Exercise requirements
Every line of the listing must be reproduced as it stands. Leave the images behind.

Records
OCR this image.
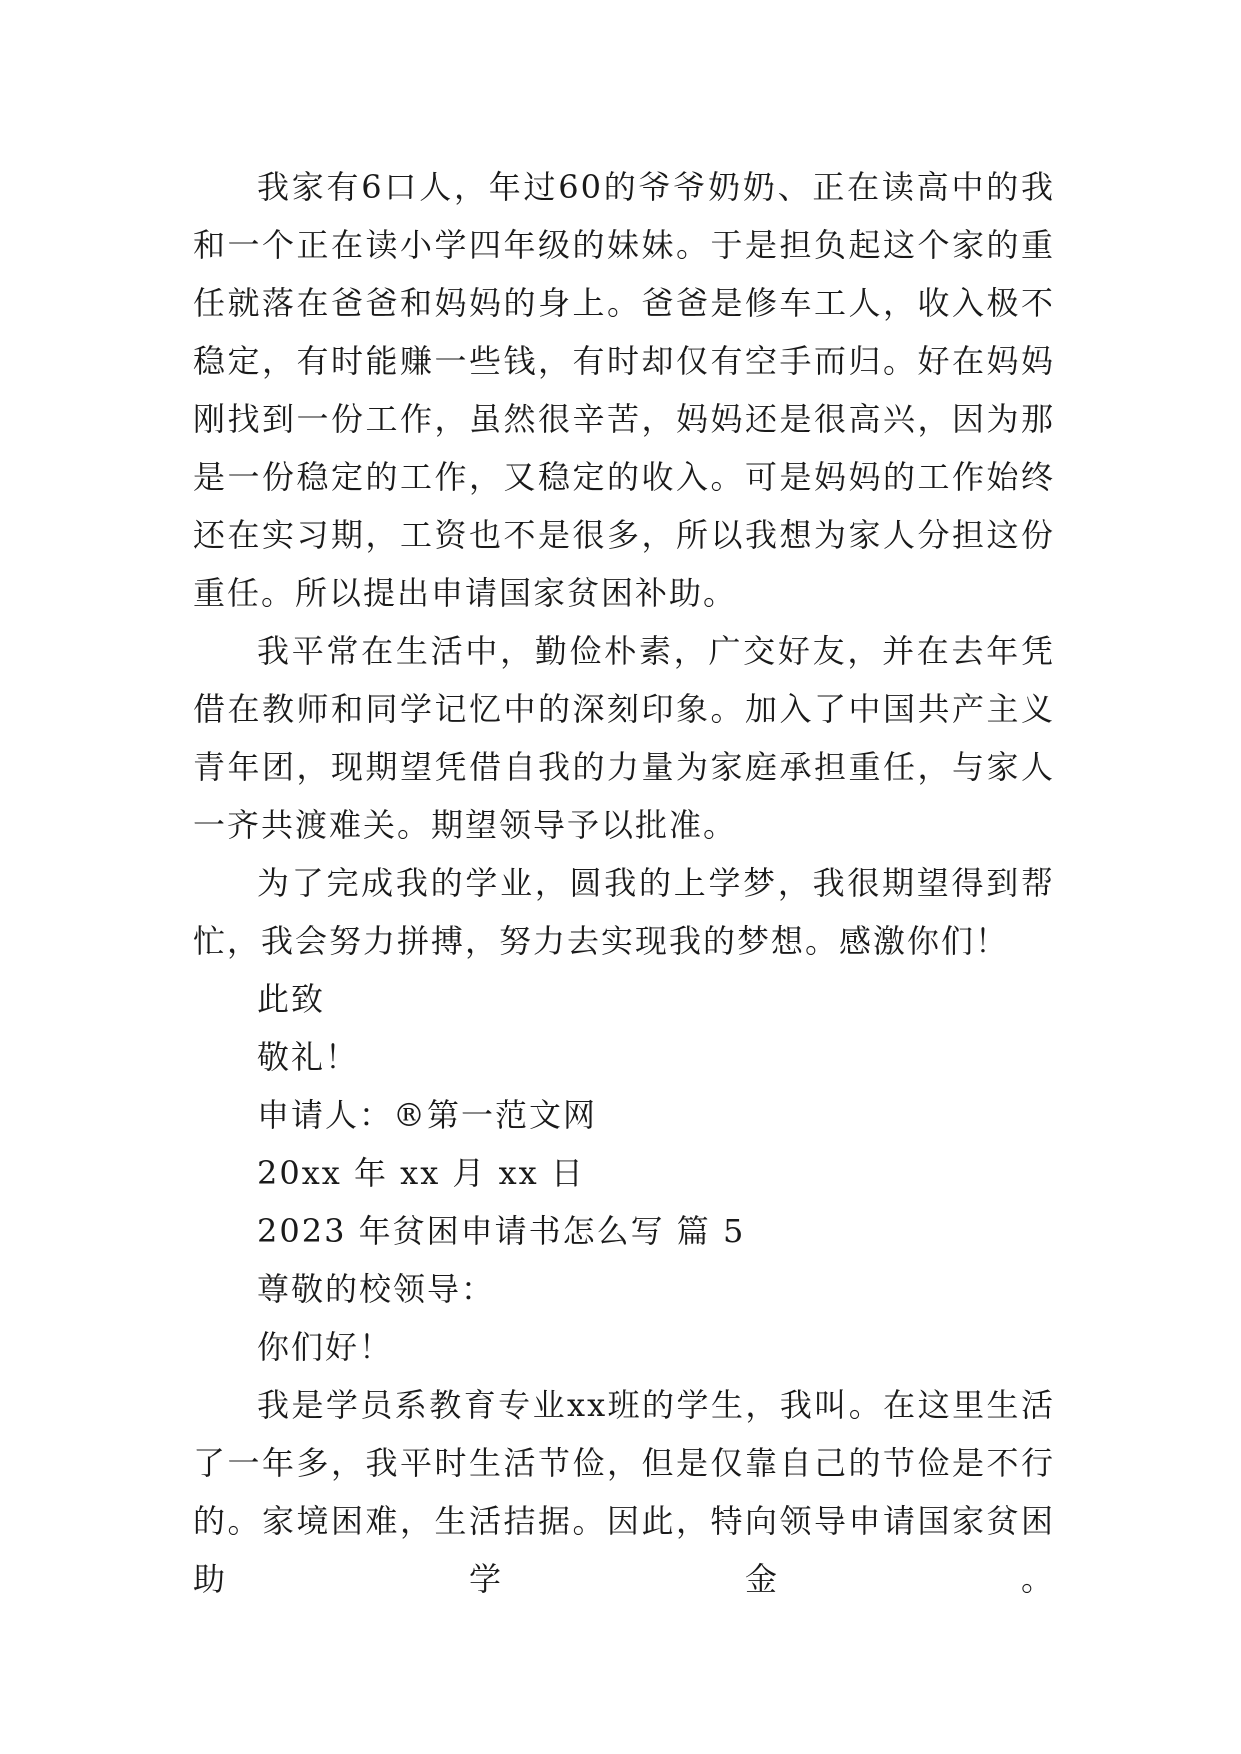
我家有6口人，年过60的爷爷奶奶、正在读高中的我和一个正在读小学四年级的妹妹。于是担负起这个家的重任就落在爸爸和妈妈的身上。爸爸是修车工人，收入极不稳定，有时能赚一些钱，有时却仅有空手而归。好在妈妈刚找到一份工作，虽然很辛苦，妈妈还是很高兴，因为那是一份稳定的工作，又稳定的收入。可是妈妈的工作始终还在实习期，工资也不是很多，所以我想为家人分担这份重任。所以提出申请国家贫困补助。

我平常在生活中，勤俭朴素，广交好友，并在去年凭借在教师和同学记忆中的深刻印象。加入了中国共产主义青年团，现期望凭借自我的力量为家庭承担重任，与家人一齐共渡难关。期望领导予以批准。

为了完成我的学业，圆我的上学梦，我很期望得到帮忙，我会努力拼搏，努力去实现我的梦想。感激你们！

此致

敬礼！

申请人：®第一范文网

20xx 年 xx 月 xx 日

2023 年贫困申请书怎么写 篇 5

尊敬的校领导：

你们好！

我是学员系教育专业xx班的学生，我叫。在这里生活了一年多，我平时生活节俭，但是仅靠自己的节俭是不行的。家境困难，生活拮据。因此，特向领导申请国家贫困助学金。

Output for this exercise
OCR this image.
我家有6口人，年过60的爷爷奶奶、正在读高中的我和一个正在读小学四年级的妹妹。于是担负起这个家的重任就落在爸爸和妈妈的身上。爸爸是修车工人，收入极不稳定，有时能赚一些钱，有时却仅有空手而归。好在妈妈刚找到一份工作，虽然很辛苦，妈妈还是很高兴，因为那是一份稳定的工作，又稳定的收入。可是妈妈的工作始终还在实习期，工资也不是很多，所以我想为家人分担这份重任。所以提出申请国家贫困补助。

我平常在生活中，勤俭朴素，广交好友，并在去年凭借在教师和同学记忆中的深刻印象。加入了中国共产主义青年团，现期望凭借自我的力量为家庭承担重任，与家人一齐共渡难关。期望领导予以批准。

为了完成我的学业，圆我的上学梦，我很期望得到帮忙，我会努力拼搏，努力去实现我的梦想。感激你们！

此致

敬礼！

申请人：®第一范文网

20xx 年 xx 月 xx 日

2023 年贫困申请书怎么写 篇 5

尊敬的校领导：

你们好！

我是学员系教育专业xx班的学生，我叫。在这里生活了一年多，我平时生活节俭，但是仅靠自己的节俭是不行的。家境困难，生活拮据。因此，特向领导申请国家贫困助学金。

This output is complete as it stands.